▶ _YOUR OBJECTIVE_
Rewrite the records starting at the line with "Where is each" and ending at the line with "paragraph-5: entire molds—eliminating", replacing "screenshot" with "image" and changing nothing else. Leave the pictures out.

▶ _SUPPLIED MATERIAL_
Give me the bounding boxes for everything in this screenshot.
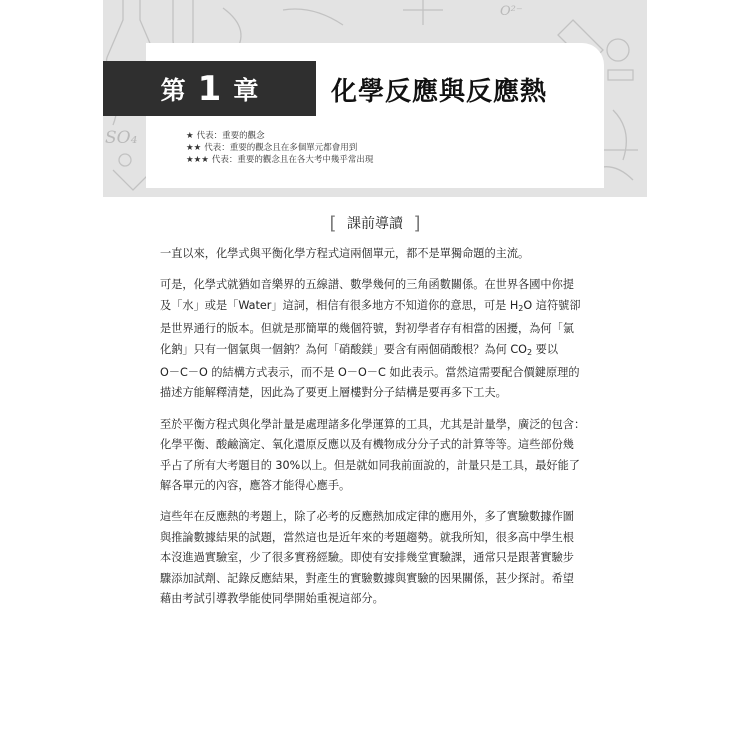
...
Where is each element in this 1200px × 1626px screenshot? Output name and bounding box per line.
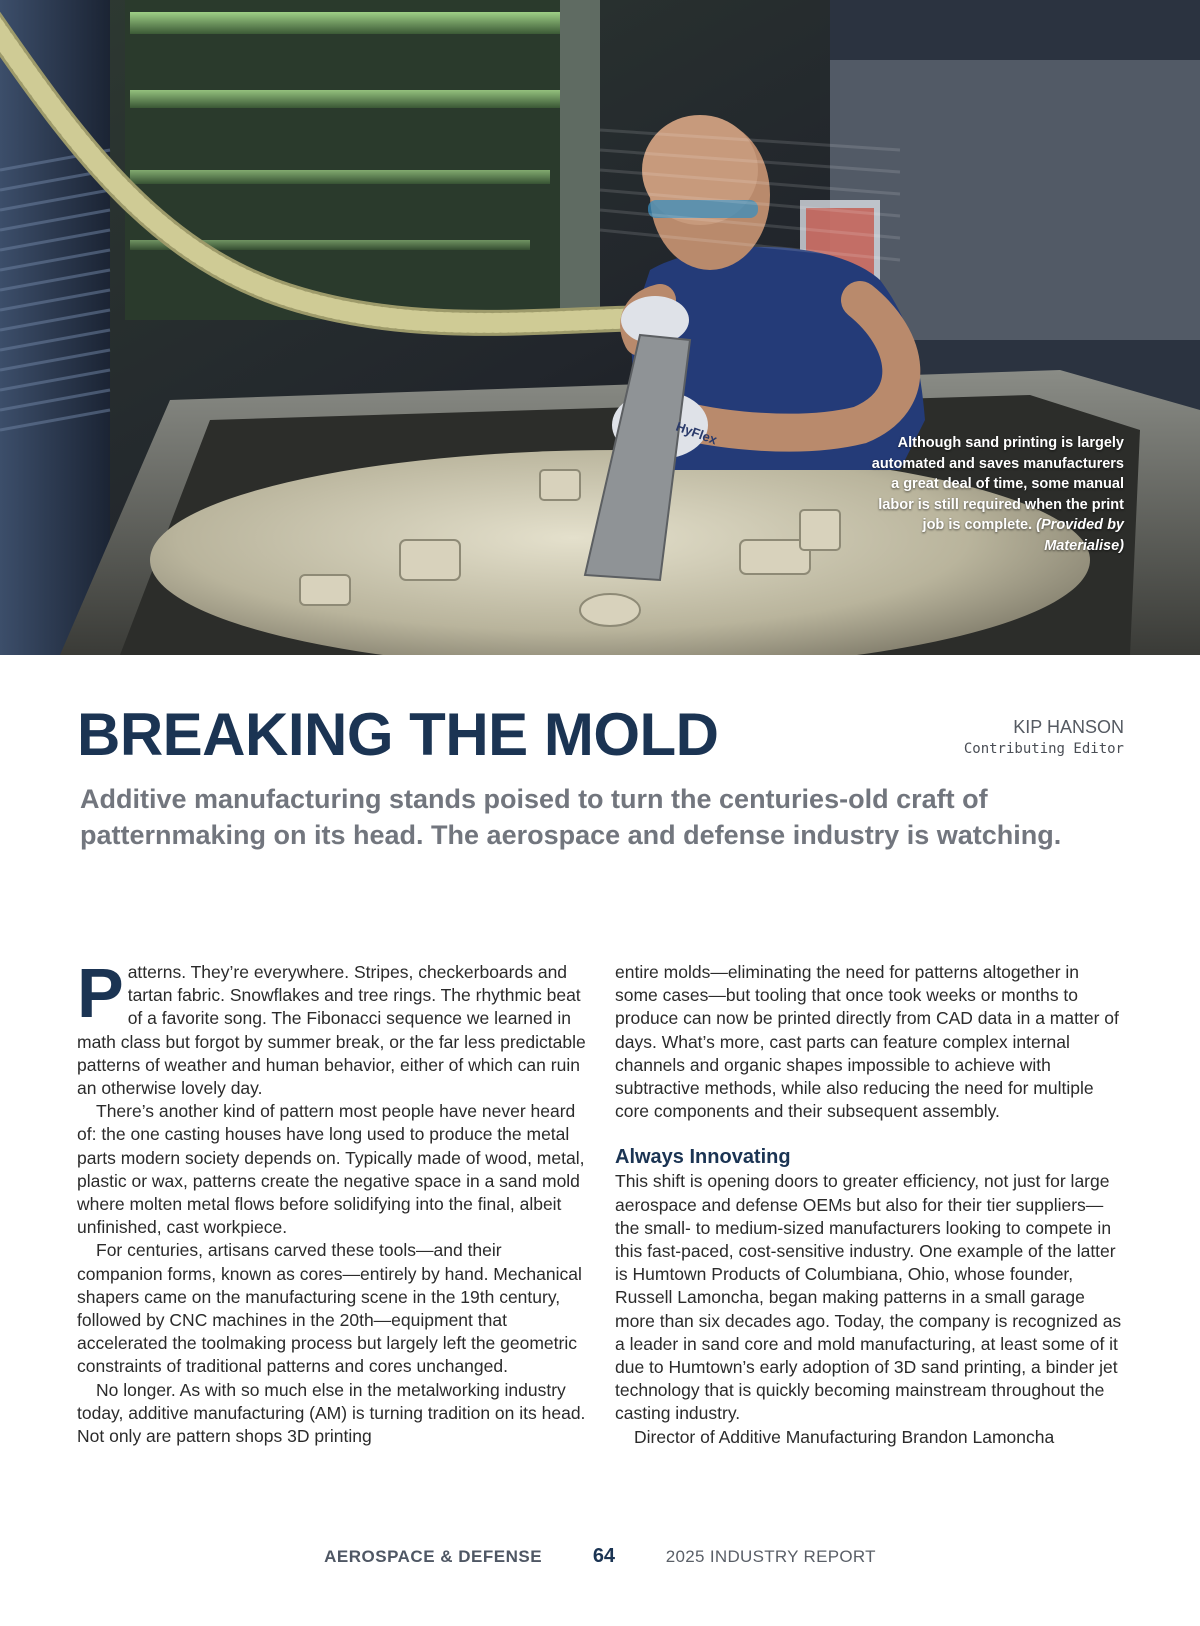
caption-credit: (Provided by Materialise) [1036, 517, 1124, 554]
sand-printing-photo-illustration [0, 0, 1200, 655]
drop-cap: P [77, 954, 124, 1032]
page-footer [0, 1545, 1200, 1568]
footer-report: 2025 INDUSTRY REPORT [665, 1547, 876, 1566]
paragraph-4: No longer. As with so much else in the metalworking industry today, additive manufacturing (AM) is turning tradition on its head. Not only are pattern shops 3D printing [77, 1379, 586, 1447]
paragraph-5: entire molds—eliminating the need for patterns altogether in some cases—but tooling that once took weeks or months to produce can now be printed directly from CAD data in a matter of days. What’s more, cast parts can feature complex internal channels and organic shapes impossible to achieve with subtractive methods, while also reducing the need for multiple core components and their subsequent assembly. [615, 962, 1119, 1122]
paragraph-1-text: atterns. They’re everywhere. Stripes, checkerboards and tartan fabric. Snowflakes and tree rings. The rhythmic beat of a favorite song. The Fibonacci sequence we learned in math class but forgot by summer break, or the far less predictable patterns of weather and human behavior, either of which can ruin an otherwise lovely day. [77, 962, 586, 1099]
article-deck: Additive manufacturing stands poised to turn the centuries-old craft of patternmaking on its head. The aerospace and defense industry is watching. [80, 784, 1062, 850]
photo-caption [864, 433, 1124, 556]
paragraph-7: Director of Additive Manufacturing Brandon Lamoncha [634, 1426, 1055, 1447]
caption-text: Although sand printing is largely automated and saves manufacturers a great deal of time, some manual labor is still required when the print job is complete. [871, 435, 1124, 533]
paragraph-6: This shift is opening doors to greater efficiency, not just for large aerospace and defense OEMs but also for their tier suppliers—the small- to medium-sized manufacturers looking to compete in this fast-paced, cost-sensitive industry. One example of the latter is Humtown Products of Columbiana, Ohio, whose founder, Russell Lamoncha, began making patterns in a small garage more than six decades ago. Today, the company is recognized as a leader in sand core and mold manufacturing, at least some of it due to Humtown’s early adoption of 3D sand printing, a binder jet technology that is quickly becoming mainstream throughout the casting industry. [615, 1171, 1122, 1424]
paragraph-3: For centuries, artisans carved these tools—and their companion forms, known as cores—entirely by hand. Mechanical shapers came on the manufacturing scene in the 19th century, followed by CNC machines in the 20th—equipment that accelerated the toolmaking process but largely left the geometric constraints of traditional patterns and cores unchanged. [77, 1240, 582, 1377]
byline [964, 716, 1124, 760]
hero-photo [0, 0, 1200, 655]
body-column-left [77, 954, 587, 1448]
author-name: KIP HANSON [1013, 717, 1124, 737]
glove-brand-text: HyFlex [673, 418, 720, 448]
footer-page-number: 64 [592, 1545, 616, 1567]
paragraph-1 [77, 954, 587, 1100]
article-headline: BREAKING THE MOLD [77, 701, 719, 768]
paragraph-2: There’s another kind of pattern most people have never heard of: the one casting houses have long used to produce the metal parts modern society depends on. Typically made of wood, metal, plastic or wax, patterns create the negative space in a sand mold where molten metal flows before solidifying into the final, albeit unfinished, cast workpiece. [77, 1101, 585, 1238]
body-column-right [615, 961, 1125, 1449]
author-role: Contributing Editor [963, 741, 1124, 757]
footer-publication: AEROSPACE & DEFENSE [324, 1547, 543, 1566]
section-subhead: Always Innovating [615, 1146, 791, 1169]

▶ _OUTPUT OF THE EXERCISE_
Where is each element in this 1200px × 1626px image? Output name and bounding box per line.
caption-credit: (Provided by Materialise) [1036, 517, 1124, 554]
sand-printing-photo-illustration [0, 0, 1200, 655]
drop-cap: P [77, 954, 124, 1032]
page-footer [0, 1545, 1200, 1568]
footer-report: 2025 INDUSTRY REPORT [665, 1547, 876, 1566]
paragraph-4: No longer. As with so much else in the metalworking industry today, additive manufacturing (AM) is turning tradition on its head. Not only are pattern shops 3D printing [77, 1379, 586, 1447]
paragraph-5: entire molds—eliminating the need for patterns altogether in some cases—but tooling that once took weeks or months to produce can now be printed directly from CAD data in a matter of days. What’s more, cast parts can feature complex internal channels and organic shapes impossible to achieve with subtractive methods, while also reducing the need for multiple core components and their subsequent assembly. [615, 962, 1119, 1122]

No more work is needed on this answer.